━━━ DATA PROVIDED

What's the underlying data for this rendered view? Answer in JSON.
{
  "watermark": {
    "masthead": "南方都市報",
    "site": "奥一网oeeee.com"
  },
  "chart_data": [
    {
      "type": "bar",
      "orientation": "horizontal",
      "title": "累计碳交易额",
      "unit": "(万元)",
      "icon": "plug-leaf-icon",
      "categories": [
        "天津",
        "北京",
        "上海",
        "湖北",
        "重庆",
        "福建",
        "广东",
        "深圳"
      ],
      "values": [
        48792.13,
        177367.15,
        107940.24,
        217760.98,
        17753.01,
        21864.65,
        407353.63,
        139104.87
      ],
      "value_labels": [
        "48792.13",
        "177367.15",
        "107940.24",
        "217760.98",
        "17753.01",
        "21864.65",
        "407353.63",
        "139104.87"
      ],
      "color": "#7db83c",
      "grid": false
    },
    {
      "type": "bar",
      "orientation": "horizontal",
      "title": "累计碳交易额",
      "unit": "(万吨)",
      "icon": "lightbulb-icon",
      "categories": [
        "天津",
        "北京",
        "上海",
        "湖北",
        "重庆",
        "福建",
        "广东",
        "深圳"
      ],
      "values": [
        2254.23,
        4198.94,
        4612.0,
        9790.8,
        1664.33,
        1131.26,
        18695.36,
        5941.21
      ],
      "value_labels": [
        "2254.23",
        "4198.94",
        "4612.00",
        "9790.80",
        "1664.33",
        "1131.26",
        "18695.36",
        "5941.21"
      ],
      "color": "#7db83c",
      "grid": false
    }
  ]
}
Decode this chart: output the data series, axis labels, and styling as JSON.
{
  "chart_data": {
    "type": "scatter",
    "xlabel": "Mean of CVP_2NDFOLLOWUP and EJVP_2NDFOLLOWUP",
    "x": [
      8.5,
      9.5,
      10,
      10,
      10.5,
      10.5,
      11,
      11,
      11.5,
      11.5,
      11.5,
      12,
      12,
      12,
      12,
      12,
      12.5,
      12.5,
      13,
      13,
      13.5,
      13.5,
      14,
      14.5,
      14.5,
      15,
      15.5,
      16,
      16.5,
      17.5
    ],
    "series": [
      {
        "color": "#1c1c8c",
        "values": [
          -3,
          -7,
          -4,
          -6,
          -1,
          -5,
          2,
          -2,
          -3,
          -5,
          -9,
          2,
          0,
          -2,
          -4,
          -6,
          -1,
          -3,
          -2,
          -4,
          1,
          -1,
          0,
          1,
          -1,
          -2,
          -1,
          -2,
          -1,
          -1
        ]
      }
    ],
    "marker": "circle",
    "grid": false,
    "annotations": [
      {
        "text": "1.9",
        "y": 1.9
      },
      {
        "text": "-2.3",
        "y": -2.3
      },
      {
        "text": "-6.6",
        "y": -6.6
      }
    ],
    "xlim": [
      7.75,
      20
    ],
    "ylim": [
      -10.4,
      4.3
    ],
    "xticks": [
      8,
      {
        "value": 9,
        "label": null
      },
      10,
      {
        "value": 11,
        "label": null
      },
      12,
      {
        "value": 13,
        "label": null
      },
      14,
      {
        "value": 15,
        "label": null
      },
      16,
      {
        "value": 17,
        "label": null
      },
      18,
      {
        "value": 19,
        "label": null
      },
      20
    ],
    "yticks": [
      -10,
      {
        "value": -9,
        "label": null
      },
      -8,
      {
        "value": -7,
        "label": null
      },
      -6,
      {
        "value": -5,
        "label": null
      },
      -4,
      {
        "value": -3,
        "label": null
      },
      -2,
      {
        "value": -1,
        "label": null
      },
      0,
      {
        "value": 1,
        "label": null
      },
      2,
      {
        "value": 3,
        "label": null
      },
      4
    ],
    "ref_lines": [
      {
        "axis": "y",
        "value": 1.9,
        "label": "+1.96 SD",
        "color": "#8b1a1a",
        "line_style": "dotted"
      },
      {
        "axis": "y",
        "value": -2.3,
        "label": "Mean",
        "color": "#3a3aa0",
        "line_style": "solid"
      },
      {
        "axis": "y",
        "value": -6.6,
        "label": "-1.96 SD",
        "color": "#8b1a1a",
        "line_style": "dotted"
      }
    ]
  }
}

━━━━━━

**REQUIRED TASK:**
Lines containing the string "Mean" are to be selected and copied.

**RESPONSE BELOW:**
    "xlabel": "Mean of CVP_2NDFOLLOWUP and EJVP_2NDFOLLOWUP",
        "label": "Mean",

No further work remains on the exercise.